### Task prompt
Each entry below must be repeated word for word.

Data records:
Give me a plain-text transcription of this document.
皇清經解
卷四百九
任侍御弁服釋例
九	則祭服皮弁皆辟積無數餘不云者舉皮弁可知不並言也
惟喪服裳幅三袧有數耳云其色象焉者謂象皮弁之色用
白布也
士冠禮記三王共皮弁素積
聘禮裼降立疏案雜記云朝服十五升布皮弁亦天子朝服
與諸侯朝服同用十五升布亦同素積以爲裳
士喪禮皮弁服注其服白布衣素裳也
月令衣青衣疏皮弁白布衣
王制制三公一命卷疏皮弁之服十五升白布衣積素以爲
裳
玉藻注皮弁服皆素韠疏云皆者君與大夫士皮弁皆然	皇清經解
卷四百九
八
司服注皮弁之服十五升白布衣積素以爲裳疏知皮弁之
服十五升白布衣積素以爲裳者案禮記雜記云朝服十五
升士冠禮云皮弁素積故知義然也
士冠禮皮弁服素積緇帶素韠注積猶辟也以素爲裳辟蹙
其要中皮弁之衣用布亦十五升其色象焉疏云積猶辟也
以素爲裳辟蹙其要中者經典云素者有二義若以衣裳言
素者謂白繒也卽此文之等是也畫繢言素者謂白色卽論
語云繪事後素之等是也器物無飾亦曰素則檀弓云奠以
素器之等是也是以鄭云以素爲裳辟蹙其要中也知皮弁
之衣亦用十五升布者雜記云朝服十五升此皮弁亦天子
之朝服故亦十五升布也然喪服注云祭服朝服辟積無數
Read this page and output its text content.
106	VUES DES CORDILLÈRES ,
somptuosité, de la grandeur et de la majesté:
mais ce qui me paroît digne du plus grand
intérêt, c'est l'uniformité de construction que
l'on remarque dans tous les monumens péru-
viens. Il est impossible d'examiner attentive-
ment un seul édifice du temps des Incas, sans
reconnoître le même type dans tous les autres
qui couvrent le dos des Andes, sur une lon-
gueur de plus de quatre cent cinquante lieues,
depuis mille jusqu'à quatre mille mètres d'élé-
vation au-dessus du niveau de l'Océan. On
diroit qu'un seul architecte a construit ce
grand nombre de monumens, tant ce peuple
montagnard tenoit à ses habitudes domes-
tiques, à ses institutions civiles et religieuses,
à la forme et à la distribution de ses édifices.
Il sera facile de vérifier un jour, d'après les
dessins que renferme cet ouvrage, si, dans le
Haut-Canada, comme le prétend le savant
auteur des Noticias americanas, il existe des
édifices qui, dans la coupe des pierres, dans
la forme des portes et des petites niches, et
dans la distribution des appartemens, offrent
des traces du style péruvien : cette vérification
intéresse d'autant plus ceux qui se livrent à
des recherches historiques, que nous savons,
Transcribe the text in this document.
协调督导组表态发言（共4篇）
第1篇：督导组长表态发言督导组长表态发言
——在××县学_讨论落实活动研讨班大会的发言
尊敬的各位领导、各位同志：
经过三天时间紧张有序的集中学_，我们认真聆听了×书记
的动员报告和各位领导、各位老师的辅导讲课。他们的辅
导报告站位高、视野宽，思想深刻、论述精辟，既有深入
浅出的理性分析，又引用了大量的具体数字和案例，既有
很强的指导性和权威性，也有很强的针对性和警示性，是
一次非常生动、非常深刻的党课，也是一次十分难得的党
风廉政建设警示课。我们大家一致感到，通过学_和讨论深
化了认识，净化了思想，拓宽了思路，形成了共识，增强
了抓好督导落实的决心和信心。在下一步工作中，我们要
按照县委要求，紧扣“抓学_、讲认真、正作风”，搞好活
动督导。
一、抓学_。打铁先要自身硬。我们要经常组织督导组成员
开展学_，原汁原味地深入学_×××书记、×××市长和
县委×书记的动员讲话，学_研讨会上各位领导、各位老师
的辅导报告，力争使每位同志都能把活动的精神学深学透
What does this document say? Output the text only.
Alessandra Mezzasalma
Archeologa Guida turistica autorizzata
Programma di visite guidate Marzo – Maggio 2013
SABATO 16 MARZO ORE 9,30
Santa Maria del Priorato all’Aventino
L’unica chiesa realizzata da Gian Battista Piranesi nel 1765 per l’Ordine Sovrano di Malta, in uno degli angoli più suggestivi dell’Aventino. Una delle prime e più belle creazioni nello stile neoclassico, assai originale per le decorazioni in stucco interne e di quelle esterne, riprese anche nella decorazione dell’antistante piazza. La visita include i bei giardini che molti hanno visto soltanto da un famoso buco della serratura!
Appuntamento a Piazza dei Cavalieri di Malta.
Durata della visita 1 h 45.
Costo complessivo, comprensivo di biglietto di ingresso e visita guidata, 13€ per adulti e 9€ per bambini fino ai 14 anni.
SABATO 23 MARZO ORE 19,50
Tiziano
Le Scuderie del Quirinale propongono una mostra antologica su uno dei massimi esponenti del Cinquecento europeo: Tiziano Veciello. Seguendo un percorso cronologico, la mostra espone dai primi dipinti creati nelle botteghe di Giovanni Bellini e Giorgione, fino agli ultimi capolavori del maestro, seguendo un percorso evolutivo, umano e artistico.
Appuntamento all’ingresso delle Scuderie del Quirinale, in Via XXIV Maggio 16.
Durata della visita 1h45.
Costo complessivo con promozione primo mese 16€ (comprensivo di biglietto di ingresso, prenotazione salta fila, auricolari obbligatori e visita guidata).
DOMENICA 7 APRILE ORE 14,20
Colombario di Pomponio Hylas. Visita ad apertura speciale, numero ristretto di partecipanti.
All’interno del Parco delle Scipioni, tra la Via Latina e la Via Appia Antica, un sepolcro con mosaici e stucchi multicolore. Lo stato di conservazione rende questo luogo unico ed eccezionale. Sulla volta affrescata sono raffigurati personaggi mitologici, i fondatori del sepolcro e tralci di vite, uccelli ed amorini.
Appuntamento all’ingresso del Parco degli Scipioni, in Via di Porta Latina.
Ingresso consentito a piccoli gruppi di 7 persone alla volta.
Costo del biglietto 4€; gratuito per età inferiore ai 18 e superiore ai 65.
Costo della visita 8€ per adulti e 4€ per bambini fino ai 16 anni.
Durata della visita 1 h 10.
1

### Solution to this problem
Give me a plain-text transcription of this document.
皇清經解
卷四百九
任侍御弁服釋例
九	則祭服皮弁皆辟積無數餘不云者舉皮弁可知不並言也
惟喪服裳幅三袧有數耳云其色象焉者謂象皮弁之色用
白布也
士冠禮記三王共皮弁素積
聘禮裼降立疏案雜記云朝服十五升布皮弁亦天子朝服
與諸侯朝服同用十五升布亦同素積以爲裳
士喪禮皮弁服注其服白布衣素裳也
月令衣青衣疏皮弁白布衣
王制制三公一命卷疏皮弁之服十五升白布衣積素以爲
裳
玉藻注皮弁服皆素韠疏云皆者君與大夫士皮弁皆然	皇清經解
卷四百九
八
司服注皮弁之服十五升白布衣積素以爲裳疏知皮弁之
服十五升白布衣積素以爲裳者案禮記雜記云朝服十五
升士冠禮云皮弁素積故知義然也
士冠禮皮弁服素積緇帶素韠注積猶辟也以素爲裳辟蹙
其要中皮弁之衣用布亦十五升其色象焉疏云積猶辟也
以素爲裳辟蹙其要中者經典云素者有二義若以衣裳言
素者謂白繒也卽此文之等是也畫繢言素者謂白色卽論
語云繪事後素之等是也器物無飾亦曰素則檀弓云奠以
素器之等是也是以鄭云以素爲裳辟蹙其要中也知皮弁
之衣亦用十五升布者雜記云朝服十五升此皮弁亦天子
之朝服故亦十五升布也然喪服注云祭服朝服辟積無數
Read this page and output its text content.
106	VUES DES CORDILLÈRES ,
somptuosité, de la grandeur et de la majesté:
mais ce qui me paroît digne du plus grand
intérêt, c'est l'uniformité de construction que
l'on remarque dans tous les monumens péru-
viens. Il est impossible d'examiner attentive-
ment un seul édifice du temps des Incas, sans
reconnoître le même type dans tous les autres
qui couvrent le dos des Andes, sur une lon-
gueur de plus de quatre cent cinquante lieues,
depuis mille jusqu'à quatre mille mètres d'élé-
vation au-dessus du niveau de l'Océan. On
diroit qu'un seul architecte a construit ce
grand nombre de monumens, tant ce peuple
montagnard tenoit à ses habitudes domes-
tiques, à ses institutions civiles et religieuses,
à la forme et à la distribution de ses édifices.
Il sera facile de vérifier un jour, d'après les
dessins que renferme cet ouvrage, si, dans le
Haut-Canada, comme le prétend le savant
auteur des Noticias americanas, il existe des
édifices qui, dans la coupe des pierres, dans
la forme des portes et des petites niches, et
dans la distribution des appartemens, offrent
des traces du style péruvien : cette vérification
intéresse d'autant plus ceux qui se livrent à
des recherches historiques, que nous savons,
Transcribe the text in this document.
协调督导组表态发言（共4篇）
第1篇：督导组长表态发言督导组长表态发言
——在××县学_讨论落实活动研讨班大会的发言
尊敬的各位领导、各位同志：
经过三天时间紧张有序的集中学_，我们认真聆听了×书记
的动员报告和各位领导、各位老师的辅导讲课。他们的辅
导报告站位高、视野宽，思想深刻、论述精辟，既有深入
浅出的理性分析，又引用了大量的具体数字和案例，既有
很强的指导性和权威性，也有很强的针对性和警示性，是
一次非常生动、非常深刻的党课，也是一次十分难得的党
风廉政建设警示课。我们大家一致感到，通过学_和讨论深
化了认识，净化了思想，拓宽了思路，形成了共识，增强
了抓好督导落实的决心和信心。在下一步工作中，我们要
按照县委要求，紧扣“抓学_、讲认真、正作风”，搞好活
动督导。
一、抓学_。打铁先要自身硬。我们要经常组织督导组成员
开展学_，原汁原味地深入学_×××书记、×××市长和
县委×书记的动员讲话，学_研讨会上各位领导、各位老师
的辅导报告，力争使每位同志都能把活动的精神学深学透
What does this document say? Output the text only.
Alessandra Mezzasalma
Archeologa Guida turistica autorizzata
Programma di visite guidate Marzo – Maggio 2013
SABATO 16 MARZO ORE 9,30
Santa Maria del Priorato all’Aventino
L’unica chiesa realizzata da Gian Battista Piranesi nel 1765 per l’Ordine Sovrano di Malta, in uno degli angoli più suggestivi dell’Aventino. Una delle prime e più belle creazioni nello stile neoclassico, assai originale per le decorazioni in stucco interne e di quelle esterne, riprese anche nella decorazione dell’antistante piazza. La visita include i bei giardini che molti hanno visto soltanto da un famoso buco della serratura!
Appuntamento a Piazza dei Cavalieri di Malta.
Durata della visita 1 h 45.
Costo complessivo, comprensivo di biglietto di ingresso e visita guidata, 13€ per adulti e 9€ per bambini fino ai 14 anni.
SABATO 23 MARZO ORE 19,50
Tiziano
Le Scuderie del Quirinale propongono una mostra antologica su uno dei massimi esponenti del Cinquecento europeo: Tiziano Veciello. Seguendo un percorso cronologico, la mostra espone dai primi dipinti creati nelle botteghe di Giovanni Bellini e Giorgione, fino agli ultimi capolavori del maestro, seguendo un percorso evolutivo, umano e artistico.
Appuntamento all’ingresso delle Scuderie del Quirinale, in Via XXIV Maggio 16.
Durata della visita 1h45.
Costo complessivo con promozione primo mese 16€ (comprensivo di biglietto di ingresso, prenotazione salta fila, auricolari obbligatori e visita guidata).
DOMENICA 7 APRILE ORE 14,20
Colombario di Pomponio Hylas. Visita ad apertura speciale, numero ristretto di partecipanti.
All’interno del Parco delle Scipioni, tra la Via Latina e la Via Appia Antica, un sepolcro con mosaici e stucchi multicolore. Lo stato di conservazione rende questo luogo unico ed eccezionale. Sulla volta affrescata sono raffigurati personaggi mitologici, i fondatori del sepolcro e tralci di vite, uccelli ed amorini.
Appuntamento all’ingresso del Parco degli Scipioni, in Via di Porta Latina.
Ingresso consentito a piccoli gruppi di 7 persone alla volta.
Costo del biglietto 4€; gratuito per età inferiore ai 18 e superiore ai 65.
Costo della visita 8€ per adulti e 4€ per bambini fino ai 16 anni.
Durata della visita 1 h 10.
1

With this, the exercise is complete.